>> Begin Entries supplied

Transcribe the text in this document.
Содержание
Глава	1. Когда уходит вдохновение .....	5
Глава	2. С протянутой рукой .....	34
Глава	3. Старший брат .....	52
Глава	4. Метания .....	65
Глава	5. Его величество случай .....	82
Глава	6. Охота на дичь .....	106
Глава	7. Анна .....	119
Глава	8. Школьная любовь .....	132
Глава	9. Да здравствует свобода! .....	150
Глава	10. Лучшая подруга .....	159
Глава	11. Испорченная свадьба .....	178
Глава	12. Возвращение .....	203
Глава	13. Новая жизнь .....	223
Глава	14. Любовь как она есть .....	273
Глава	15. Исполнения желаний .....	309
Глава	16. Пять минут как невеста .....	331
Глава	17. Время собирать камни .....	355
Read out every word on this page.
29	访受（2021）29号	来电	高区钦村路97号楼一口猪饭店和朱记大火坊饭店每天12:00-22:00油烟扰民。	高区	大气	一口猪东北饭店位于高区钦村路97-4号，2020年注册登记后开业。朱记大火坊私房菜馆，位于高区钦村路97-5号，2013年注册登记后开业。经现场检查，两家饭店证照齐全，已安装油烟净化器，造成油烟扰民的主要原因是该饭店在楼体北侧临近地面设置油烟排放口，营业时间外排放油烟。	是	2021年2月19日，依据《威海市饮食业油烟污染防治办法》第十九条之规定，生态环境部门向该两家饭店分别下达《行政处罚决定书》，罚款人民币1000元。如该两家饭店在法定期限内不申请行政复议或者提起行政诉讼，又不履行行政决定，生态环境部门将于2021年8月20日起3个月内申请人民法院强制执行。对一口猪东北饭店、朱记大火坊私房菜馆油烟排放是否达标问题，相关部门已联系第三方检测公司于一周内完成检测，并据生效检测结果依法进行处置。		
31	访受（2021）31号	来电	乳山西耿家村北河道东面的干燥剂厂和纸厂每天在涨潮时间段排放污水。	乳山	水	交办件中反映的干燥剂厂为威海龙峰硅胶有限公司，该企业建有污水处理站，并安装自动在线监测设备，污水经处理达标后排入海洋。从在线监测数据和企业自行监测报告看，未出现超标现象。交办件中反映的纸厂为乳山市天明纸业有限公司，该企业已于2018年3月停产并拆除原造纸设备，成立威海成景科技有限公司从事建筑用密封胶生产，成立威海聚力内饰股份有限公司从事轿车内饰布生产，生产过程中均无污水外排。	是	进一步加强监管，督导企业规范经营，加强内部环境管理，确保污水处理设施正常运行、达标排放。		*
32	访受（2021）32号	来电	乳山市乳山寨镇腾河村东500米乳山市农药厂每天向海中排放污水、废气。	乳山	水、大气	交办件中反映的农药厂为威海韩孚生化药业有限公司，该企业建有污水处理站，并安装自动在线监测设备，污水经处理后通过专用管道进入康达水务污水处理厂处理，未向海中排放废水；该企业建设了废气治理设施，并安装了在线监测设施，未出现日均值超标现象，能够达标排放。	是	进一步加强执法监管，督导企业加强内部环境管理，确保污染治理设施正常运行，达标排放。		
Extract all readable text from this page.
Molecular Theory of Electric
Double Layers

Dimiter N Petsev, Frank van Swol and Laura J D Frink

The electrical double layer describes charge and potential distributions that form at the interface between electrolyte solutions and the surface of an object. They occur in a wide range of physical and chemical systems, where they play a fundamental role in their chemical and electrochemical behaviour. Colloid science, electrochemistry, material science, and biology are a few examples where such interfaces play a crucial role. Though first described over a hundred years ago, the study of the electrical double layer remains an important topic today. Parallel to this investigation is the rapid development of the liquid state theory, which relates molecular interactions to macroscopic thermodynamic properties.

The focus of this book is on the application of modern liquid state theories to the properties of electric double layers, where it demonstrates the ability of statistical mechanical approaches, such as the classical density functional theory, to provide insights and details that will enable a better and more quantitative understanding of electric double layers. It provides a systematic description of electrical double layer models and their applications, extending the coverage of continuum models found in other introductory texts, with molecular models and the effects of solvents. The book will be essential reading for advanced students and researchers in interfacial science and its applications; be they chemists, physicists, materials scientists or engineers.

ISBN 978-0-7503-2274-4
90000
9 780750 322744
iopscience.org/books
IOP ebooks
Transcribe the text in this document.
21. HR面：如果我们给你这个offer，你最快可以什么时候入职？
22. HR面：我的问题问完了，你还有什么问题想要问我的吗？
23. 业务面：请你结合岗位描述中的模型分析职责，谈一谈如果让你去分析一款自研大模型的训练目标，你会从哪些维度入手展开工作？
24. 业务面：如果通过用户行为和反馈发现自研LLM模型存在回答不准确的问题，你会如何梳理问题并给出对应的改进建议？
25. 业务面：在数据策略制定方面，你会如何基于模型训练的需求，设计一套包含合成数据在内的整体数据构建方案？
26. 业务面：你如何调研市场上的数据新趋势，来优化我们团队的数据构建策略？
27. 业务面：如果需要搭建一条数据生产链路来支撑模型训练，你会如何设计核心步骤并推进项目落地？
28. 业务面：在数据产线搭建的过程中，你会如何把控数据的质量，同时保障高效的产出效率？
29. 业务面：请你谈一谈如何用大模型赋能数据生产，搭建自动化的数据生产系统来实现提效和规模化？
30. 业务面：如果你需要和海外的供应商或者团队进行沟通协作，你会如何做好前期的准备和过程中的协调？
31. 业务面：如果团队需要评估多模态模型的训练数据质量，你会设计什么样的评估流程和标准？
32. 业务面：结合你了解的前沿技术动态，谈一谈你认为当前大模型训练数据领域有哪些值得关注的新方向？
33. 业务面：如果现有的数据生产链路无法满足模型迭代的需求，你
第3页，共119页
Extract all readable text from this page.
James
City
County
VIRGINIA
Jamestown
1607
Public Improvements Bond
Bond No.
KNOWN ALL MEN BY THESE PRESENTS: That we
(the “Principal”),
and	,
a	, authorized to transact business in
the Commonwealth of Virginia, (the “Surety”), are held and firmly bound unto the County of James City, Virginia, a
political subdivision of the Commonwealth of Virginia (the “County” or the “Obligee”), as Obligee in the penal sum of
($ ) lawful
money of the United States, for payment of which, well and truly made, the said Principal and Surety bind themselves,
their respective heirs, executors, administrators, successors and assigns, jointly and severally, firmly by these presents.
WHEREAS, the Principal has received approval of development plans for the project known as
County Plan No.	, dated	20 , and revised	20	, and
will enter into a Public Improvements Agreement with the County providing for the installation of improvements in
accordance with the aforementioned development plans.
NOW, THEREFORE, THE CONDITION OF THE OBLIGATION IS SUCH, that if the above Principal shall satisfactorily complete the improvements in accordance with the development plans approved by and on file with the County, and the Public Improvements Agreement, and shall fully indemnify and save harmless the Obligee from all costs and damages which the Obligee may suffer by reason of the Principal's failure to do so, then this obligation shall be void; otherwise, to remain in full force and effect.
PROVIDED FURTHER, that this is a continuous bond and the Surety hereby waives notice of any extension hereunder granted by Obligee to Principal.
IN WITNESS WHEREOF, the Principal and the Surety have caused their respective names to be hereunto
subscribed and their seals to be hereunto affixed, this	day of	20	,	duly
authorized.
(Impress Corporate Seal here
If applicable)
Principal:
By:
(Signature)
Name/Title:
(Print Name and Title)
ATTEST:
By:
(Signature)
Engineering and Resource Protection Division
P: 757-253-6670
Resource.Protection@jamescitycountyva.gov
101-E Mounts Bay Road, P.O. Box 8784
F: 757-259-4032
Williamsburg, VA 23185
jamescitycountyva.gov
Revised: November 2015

>> End Entries supplied

» **What the exercise asks**:
Restate the records, all of them, precisely as written.

» **Exercise answer**:
Transcribe the text in this document.
Содержание
Глава	1. Когда уходит вдохновение .....	5
Глава	2. С протянутой рукой .....	34
Глава	3. Старший брат .....	52
Глава	4. Метания .....	65
Глава	5. Его величество случай .....	82
Глава	6. Охота на дичь .....	106
Глава	7. Анна .....	119
Глава	8. Школьная любовь .....	132
Глава	9. Да здравствует свобода! .....	150
Глава	10. Лучшая подруга .....	159
Глава	11. Испорченная свадьба .....	178
Глава	12. Возвращение .....	203
Глава	13. Новая жизнь .....	223
Глава	14. Любовь как она есть .....	273
Глава	15. Исполнения желаний .....	309
Глава	16. Пять минут как невеста .....	331
Глава	17. Время собирать камни .....	355
Read out every word on this page.
29	访受（2021）29号	来电	高区钦村路97号楼一口猪饭店和朱记大火坊饭店每天12:00-22:00油烟扰民。	高区	大气	一口猪东北饭店位于高区钦村路97-4号，2020年注册登记后开业。朱记大火坊私房菜馆，位于高区钦村路97-5号，2013年注册登记后开业。经现场检查，两家饭店证照齐全，已安装油烟净化器，造成油烟扰民的主要原因是该饭店在楼体北侧临近地面设置油烟排放口，营业时间外排放油烟。	是	2021年2月19日，依据《威海市饮食业油烟污染防治办法》第十九条之规定，生态环境部门向该两家饭店分别下达《行政处罚决定书》，罚款人民币1000元。如该两家饭店在法定期限内不申请行政复议或者提起行政诉讼，又不履行行政决定，生态环境部门将于2021年8月20日起3个月内申请人民法院强制执行。对一口猪东北饭店、朱记大火坊私房菜馆油烟排放是否达标问题，相关部门已联系第三方检测公司于一周内完成检测，并据生效检测结果依法进行处置。		
31	访受（2021）31号	来电	乳山西耿家村北河道东面的干燥剂厂和纸厂每天在涨潮时间段排放污水。	乳山	水	交办件中反映的干燥剂厂为威海龙峰硅胶有限公司，该企业建有污水处理站，并安装自动在线监测设备，污水经处理达标后排入海洋。从在线监测数据和企业自行监测报告看，未出现超标现象。交办件中反映的纸厂为乳山市天明纸业有限公司，该企业已于2018年3月停产并拆除原造纸设备，成立威海成景科技有限公司从事建筑用密封胶生产，成立威海聚力内饰股份有限公司从事轿车内饰布生产，生产过程中均无污水外排。	是	进一步加强监管，督导企业规范经营，加强内部环境管理，确保污水处理设施正常运行、达标排放。		*
32	访受（2021）32号	来电	乳山市乳山寨镇腾河村东500米乳山市农药厂每天向海中排放污水、废气。	乳山	水、大气	交办件中反映的农药厂为威海韩孚生化药业有限公司，该企业建有污水处理站，并安装自动在线监测设备，污水经处理后通过专用管道进入康达水务污水处理厂处理，未向海中排放废水；该企业建设了废气治理设施，并安装了在线监测设施，未出现日均值超标现象，能够达标排放。	是	进一步加强执法监管，督导企业加强内部环境管理，确保污染治理设施正常运行，达标排放。		
Extract all readable text from this page.
Molecular Theory of Electric
Double Layers

Dimiter N Petsev, Frank van Swol and Laura J D Frink

The electrical double layer describes charge and potential distributions that form at the interface between electrolyte solutions and the surface of an object. They occur in a wide range of physical and chemical systems, where they play a fundamental role in their chemical and electrochemical behaviour. Colloid science, electrochemistry, material science, and biology are a few examples where such interfaces play a crucial role. Though first described over a hundred years ago, the study of the electrical double layer remains an important topic today. Parallel to this investigation is the rapid development of the liquid state theory, which relates molecular interactions to macroscopic thermodynamic properties.

The focus of this book is on the application of modern liquid state theories to the properties of electric double layers, where it demonstrates the ability of statistical mechanical approaches, such as the classical density functional theory, to provide insights and details that will enable a better and more quantitative understanding of electric double layers. It provides a systematic description of electrical double layer models and their applications, extending the coverage of continuum models found in other introductory texts, with molecular models and the effects of solvents. The book will be essential reading for advanced students and researchers in interfacial science and its applications; be they chemists, physicists, materials scientists or engineers.

ISBN 978-0-7503-2274-4
90000
9 780750 322744
iopscience.org/books
IOP ebooks
Transcribe the text in this document.
21. HR面：如果我们给你这个offer，你最快可以什么时候入职？
22. HR面：我的问题问完了，你还有什么问题想要问我的吗？
23. 业务面：请你结合岗位描述中的模型分析职责，谈一谈如果让你去分析一款自研大模型的训练目标，你会从哪些维度入手展开工作？
24. 业务面：如果通过用户行为和反馈发现自研LLM模型存在回答不准确的问题，你会如何梳理问题并给出对应的改进建议？
25. 业务面：在数据策略制定方面，你会如何基于模型训练的需求，设计一套包含合成数据在内的整体数据构建方案？
26. 业务面：你如何调研市场上的数据新趋势，来优化我们团队的数据构建策略？
27. 业务面：如果需要搭建一条数据生产链路来支撑模型训练，你会如何设计核心步骤并推进项目落地？
28. 业务面：在数据产线搭建的过程中，你会如何把控数据的质量，同时保障高效的产出效率？
29. 业务面：请你谈一谈如何用大模型赋能数据生产，搭建自动化的数据生产系统来实现提效和规模化？
30. 业务面：如果你需要和海外的供应商或者团队进行沟通协作，你会如何做好前期的准备和过程中的协调？
31. 业务面：如果团队需要评估多模态模型的训练数据质量，你会设计什么样的评估流程和标准？
32. 业务面：结合你了解的前沿技术动态，谈一谈你认为当前大模型训练数据领域有哪些值得关注的新方向？
33. 业务面：如果现有的数据生产链路无法满足模型迭代的需求，你
第3页，共119页
Extract all readable text from this page.
James
City
County
VIRGINIA
Jamestown
1607
Public Improvements Bond
Bond No.
KNOWN ALL MEN BY THESE PRESENTS: That we
(the “Principal”),
and	,
a	, authorized to transact business in
the Commonwealth of Virginia, (the “Surety”), are held and firmly bound unto the County of James City, Virginia, a
political subdivision of the Commonwealth of Virginia (the “County” or the “Obligee”), as Obligee in the penal sum of
($ ) lawful
money of the United States, for payment of which, well and truly made, the said Principal and Surety bind themselves,
their respective heirs, executors, administrators, successors and assigns, jointly and severally, firmly by these presents.
WHEREAS, the Principal has received approval of development plans for the project known as
County Plan No.	, dated	20 , and revised	20	, and
will enter into a Public Improvements Agreement with the County providing for the installation of improvements in
accordance with the aforementioned development plans.
NOW, THEREFORE, THE CONDITION OF THE OBLIGATION IS SUCH, that if the above Principal shall satisfactorily complete the improvements in accordance with the development plans approved by and on file with the County, and the Public Improvements Agreement, and shall fully indemnify and save harmless the Obligee from all costs and damages which the Obligee may suffer by reason of the Principal's failure to do so, then this obligation shall be void; otherwise, to remain in full force and effect.
PROVIDED FURTHER, that this is a continuous bond and the Surety hereby waives notice of any extension hereunder granted by Obligee to Principal.
IN WITNESS WHEREOF, the Principal and the Surety have caused their respective names to be hereunto
subscribed and their seals to be hereunto affixed, this	day of	20	,	duly
authorized.
(Impress Corporate Seal here
If applicable)
Principal:
By:
(Signature)
Name/Title:
(Print Name and Title)
ATTEST:
By:
(Signature)
Engineering and Resource Protection Division
P: 757-253-6670
Resource.Protection@jamescitycountyva.gov
101-E Mounts Bay Road, P.O. Box 8784
F: 757-259-4032
Williamsburg, VA 23185
jamescitycountyva.gov
Revised: November 2015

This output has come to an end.